Source records:
----------
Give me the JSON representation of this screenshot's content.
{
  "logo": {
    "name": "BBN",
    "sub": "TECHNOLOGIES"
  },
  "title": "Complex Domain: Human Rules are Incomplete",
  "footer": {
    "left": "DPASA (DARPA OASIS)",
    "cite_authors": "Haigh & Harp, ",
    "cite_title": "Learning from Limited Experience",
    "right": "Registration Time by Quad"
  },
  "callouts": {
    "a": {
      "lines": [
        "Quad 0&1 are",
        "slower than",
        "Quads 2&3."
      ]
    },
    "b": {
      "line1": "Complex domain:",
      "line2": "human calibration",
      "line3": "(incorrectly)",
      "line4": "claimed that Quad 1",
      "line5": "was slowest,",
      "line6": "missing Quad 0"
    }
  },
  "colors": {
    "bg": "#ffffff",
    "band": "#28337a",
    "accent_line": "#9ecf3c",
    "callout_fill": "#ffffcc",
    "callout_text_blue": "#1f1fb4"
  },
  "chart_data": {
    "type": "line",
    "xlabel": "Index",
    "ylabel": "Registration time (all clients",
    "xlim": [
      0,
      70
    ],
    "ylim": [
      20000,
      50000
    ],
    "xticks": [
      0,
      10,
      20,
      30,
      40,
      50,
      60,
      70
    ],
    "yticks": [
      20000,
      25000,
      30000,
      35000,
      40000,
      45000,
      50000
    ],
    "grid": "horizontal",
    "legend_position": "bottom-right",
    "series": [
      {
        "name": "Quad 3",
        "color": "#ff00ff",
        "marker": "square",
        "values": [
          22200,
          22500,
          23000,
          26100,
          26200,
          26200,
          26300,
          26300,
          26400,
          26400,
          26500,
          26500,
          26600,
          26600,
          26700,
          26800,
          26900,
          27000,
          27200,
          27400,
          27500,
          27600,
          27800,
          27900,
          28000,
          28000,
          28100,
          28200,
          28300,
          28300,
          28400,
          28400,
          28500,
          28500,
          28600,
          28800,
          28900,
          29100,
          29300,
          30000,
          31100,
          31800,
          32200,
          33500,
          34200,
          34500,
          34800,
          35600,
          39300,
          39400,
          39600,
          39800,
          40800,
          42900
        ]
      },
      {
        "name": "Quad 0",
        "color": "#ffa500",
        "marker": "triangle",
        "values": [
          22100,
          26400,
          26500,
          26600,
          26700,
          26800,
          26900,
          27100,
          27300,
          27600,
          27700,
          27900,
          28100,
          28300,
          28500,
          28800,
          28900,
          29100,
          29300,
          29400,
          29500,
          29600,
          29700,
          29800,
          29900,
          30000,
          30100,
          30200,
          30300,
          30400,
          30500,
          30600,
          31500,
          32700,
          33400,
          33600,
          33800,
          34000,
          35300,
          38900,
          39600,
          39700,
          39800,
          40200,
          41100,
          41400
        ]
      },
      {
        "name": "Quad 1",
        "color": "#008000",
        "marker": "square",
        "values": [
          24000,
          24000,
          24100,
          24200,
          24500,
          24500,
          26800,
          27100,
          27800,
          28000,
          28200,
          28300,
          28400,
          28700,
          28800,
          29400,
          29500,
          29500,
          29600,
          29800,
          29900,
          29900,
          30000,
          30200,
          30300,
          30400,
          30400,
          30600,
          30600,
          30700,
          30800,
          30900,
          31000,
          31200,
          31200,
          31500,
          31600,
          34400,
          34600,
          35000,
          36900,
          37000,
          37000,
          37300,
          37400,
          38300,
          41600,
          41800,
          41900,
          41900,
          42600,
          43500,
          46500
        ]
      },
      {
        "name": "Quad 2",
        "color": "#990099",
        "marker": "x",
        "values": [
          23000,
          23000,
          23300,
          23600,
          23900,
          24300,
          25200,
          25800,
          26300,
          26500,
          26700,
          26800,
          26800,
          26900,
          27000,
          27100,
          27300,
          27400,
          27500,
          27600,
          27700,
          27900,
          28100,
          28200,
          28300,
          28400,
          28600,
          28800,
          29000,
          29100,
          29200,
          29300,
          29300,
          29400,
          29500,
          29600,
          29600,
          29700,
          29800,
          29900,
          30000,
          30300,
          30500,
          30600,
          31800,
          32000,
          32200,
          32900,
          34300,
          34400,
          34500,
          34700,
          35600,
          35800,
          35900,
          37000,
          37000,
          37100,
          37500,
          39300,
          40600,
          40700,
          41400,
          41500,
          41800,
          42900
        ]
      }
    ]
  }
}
----------
Exercise brief:
Filter the listing above for the string "name" and copy every matching line.

Solved problem:
    "name": "BBN",
        "name": "Quad 3",
        "name": "Quad 0",
        "name": "Quad 1",
        "name": "Quad 2",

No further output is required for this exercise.